- **Text**
## begin
简体   繁体   中英

Understanding volatile asm vs volatile variable

We consider the following program, that is just timing a loop:

#include <cstdlib>

std::size_t count(std::size_t n)
{
#ifdef VOLATILEVAR
    volatile std::size_t i = 0;
#else
    std::size_t i = 0;
#endif
    while (i < n) {
#ifdef VOLATILEASM
        asm volatile("": : :"memory");
#endif
        ++i;
    }
    return i;
}

int main(int argc, char* argv[])
{
    return count(argc > 1 ? std::atoll(argv[1]) : 1);
}

For readability, the version with both volatile variable and volatile asm reads as follow:

#include <cstdlib>

std::size_t count(std::size_t n)
{
    volatile std::size_t i = 0;
    while (i < n) {
        asm volatile("": : :"memory");
        ++i;
    }
    return i;
}

int main(int argc, char* argv[])
{
    return count(argc > 1 ? std::atoll(argv[1]) : 1);
}

Compilation under g++ 8 with g++ -Wall -Wextra -g -std=c++11 -O3 loop.cpp -o loop gives roughly the following timings:

  • default: 0m0.001s
  • -DVOLATILEASM: 0m1.171s
  • -DVOLATILEVAR: 0m5.954s
  • -DVOLATILEVAR -DVOLATILEASM: 0m5.965s

The question I have is: why is that? The default version is normal since the loop is optimized away by the compiler. But I have harder time understanding why -DVOLATILEVAR is way longer than -DVOLATILEASM since both should force the loop to run.
## end
- **Material supplied**
## begin
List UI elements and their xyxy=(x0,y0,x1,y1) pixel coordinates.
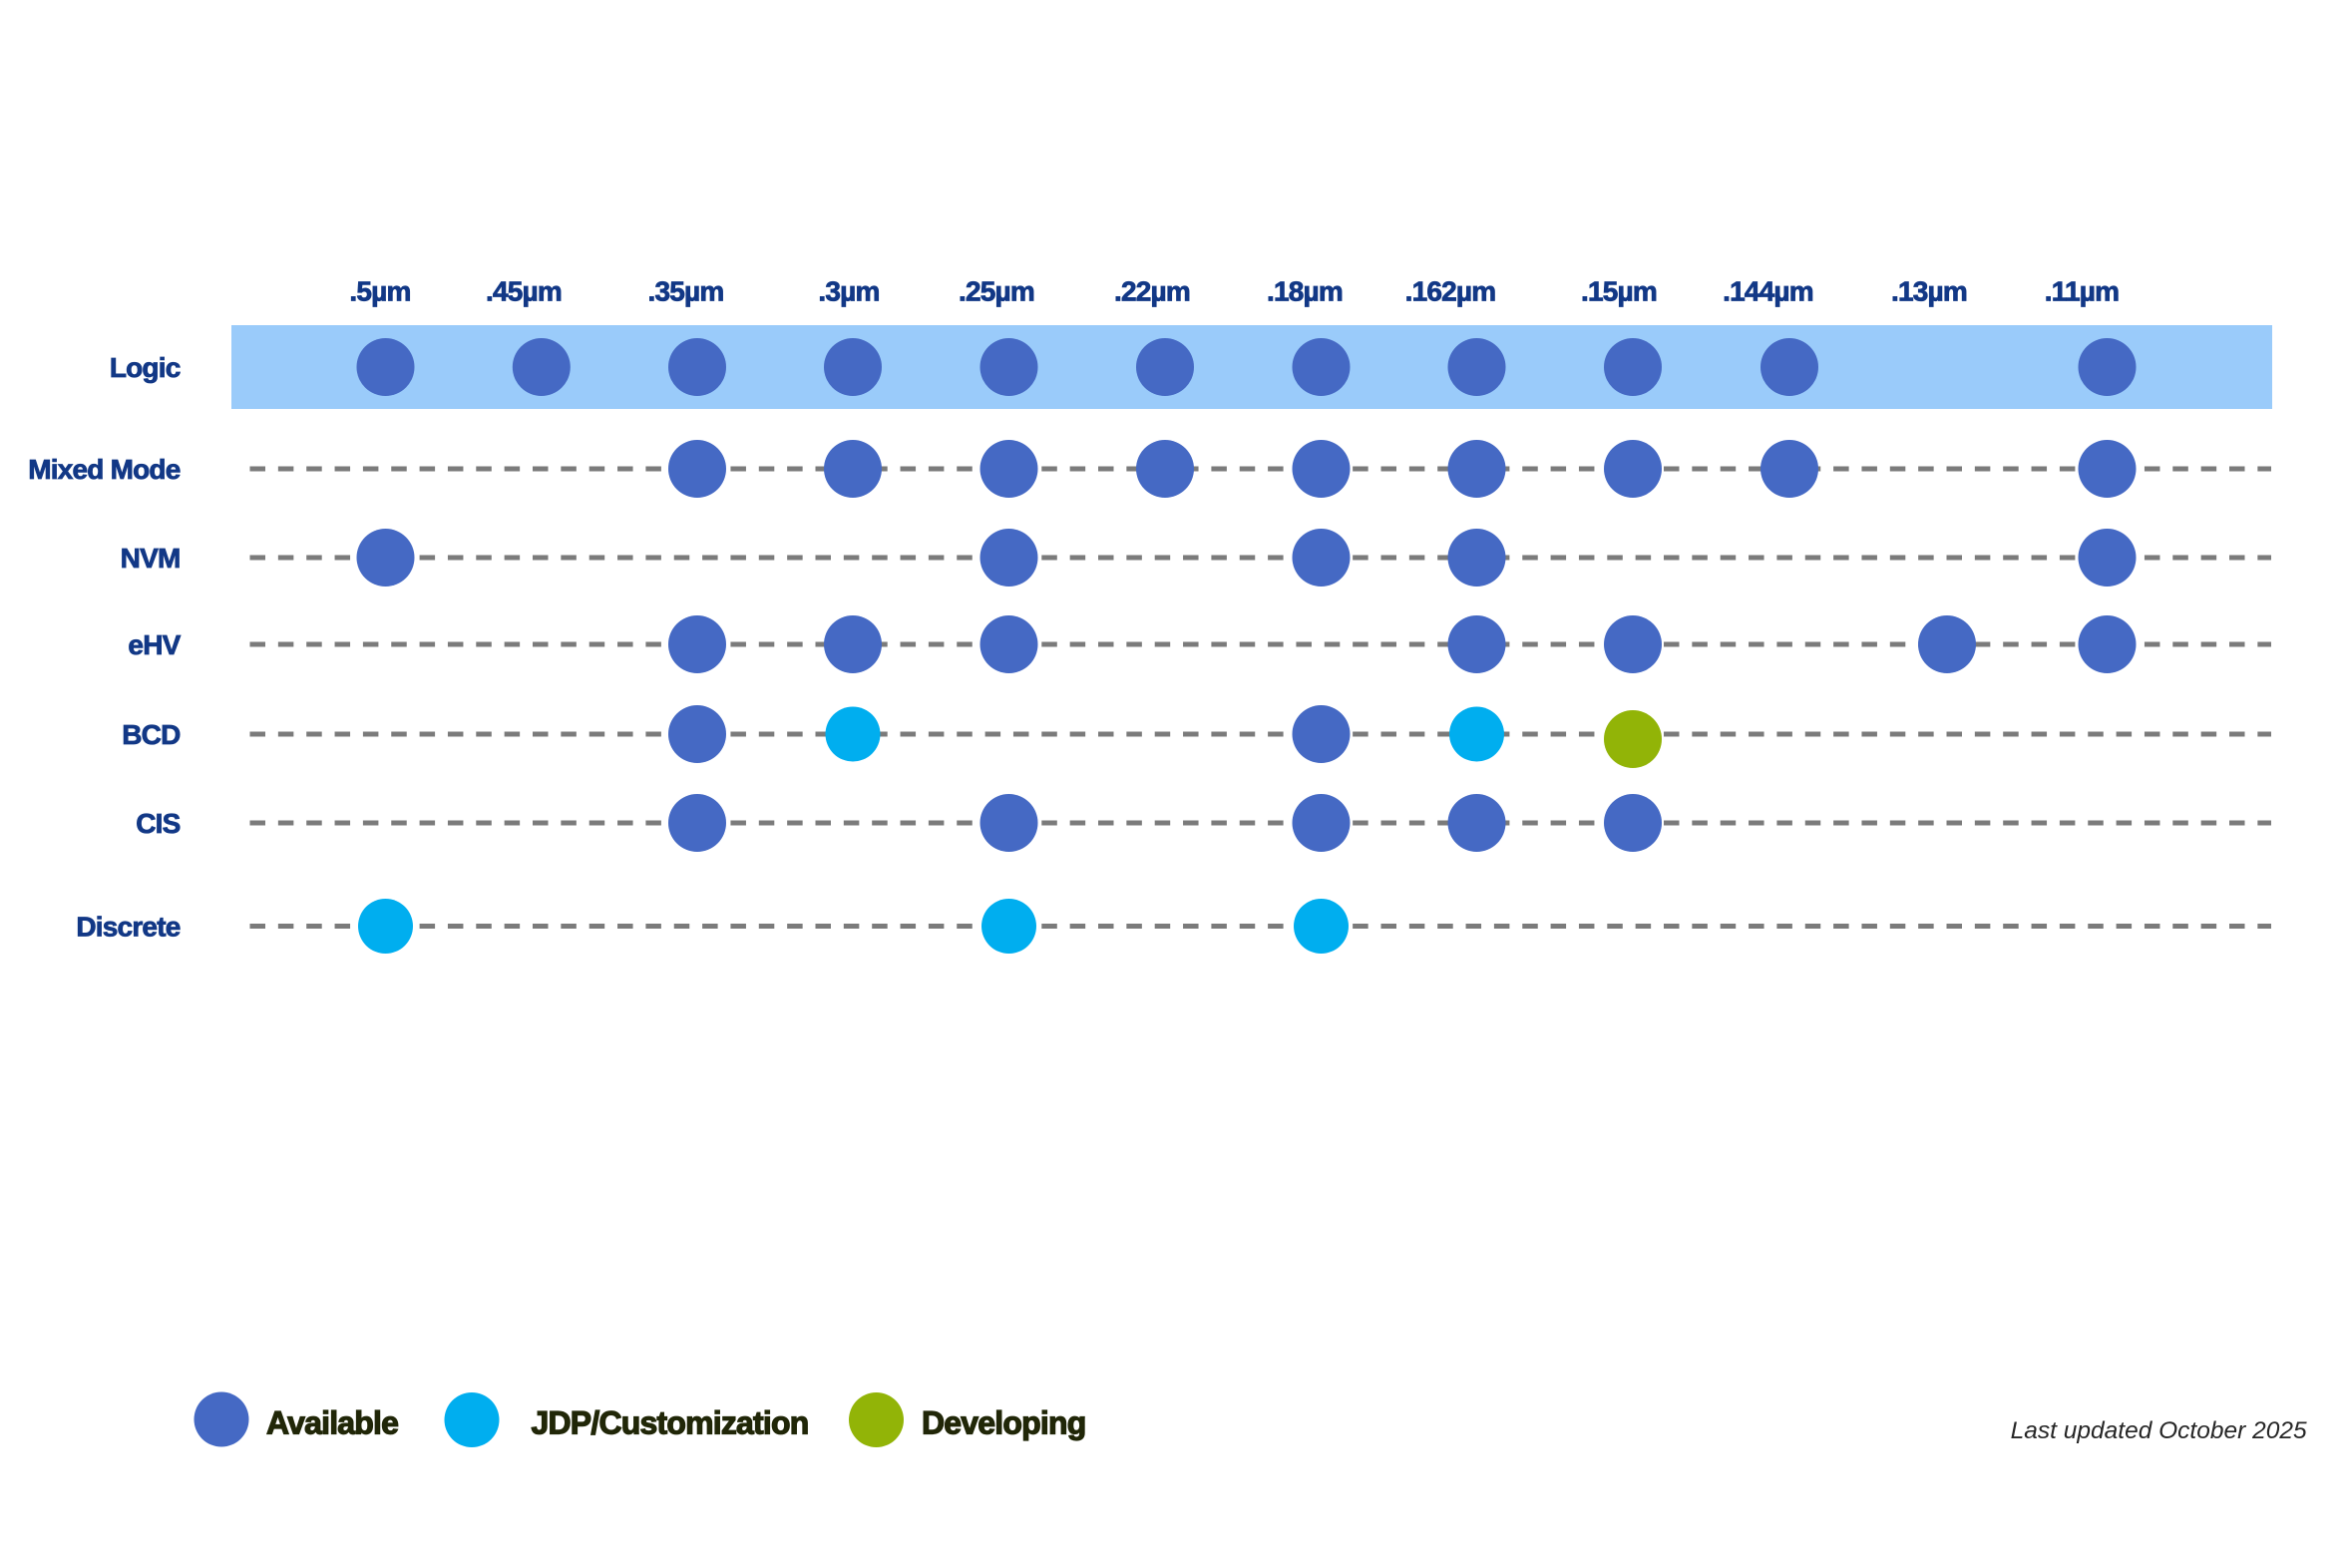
svg-text:Available: Available xyxy=(266,1405,398,1441)
svg-text:.162µm: .162µm xyxy=(1405,276,1496,307)
svg-text:eHV: eHV xyxy=(128,629,181,660)
svg-text:.13µm: .13µm xyxy=(1891,276,1967,307)
svg-text:Discrete: Discrete xyxy=(76,912,180,943)
svg-text:.3µm: .3µm xyxy=(818,276,879,307)
svg-text:NVM: NVM xyxy=(121,543,181,574)
svg-text:.5µm: .5µm xyxy=(349,276,410,307)
svg-text:BCD: BCD xyxy=(122,719,181,750)
svg-text:Logic: Logic xyxy=(110,352,181,383)
svg-text:Mixed Mode: Mixed Mode xyxy=(28,454,180,485)
svg-text:Developing: Developing xyxy=(922,1405,1085,1441)
svg-text:.18µm: .18µm xyxy=(1267,276,1343,307)
svg-text:.35µm: .35µm xyxy=(648,276,724,307)
svg-text:.11µm: .11µm xyxy=(2045,276,2119,307)
svg-text:.15µm: .15µm xyxy=(1581,276,1657,307)
svg-text:CIS: CIS xyxy=(136,808,180,839)
svg-text:Last updated October 2025: Last updated October 2025 xyxy=(2011,1417,2307,1444)
svg-text:JDP/Customization: JDP/Customization xyxy=(532,1405,809,1441)
svg-text:.144µm: .144µm xyxy=(1723,276,1813,307)
svg-text:.25µm: .25µm xyxy=(959,276,1034,307)
svg-text:.22µm: .22µm xyxy=(1114,276,1190,307)
svg-text:.45µm: .45µm xyxy=(486,276,562,307)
## end
List each build configuration timed in the text on volatile asm versus volatile variables, along with the timing it reports for that configuration.

- default: 0m0.001s
- -DVOLATILEASM: 0m1.171s
- -DVOLATILEVAR: 0m5.954s
- -DVOLATILEVAR -DVOLATILEASM: 0m5.965s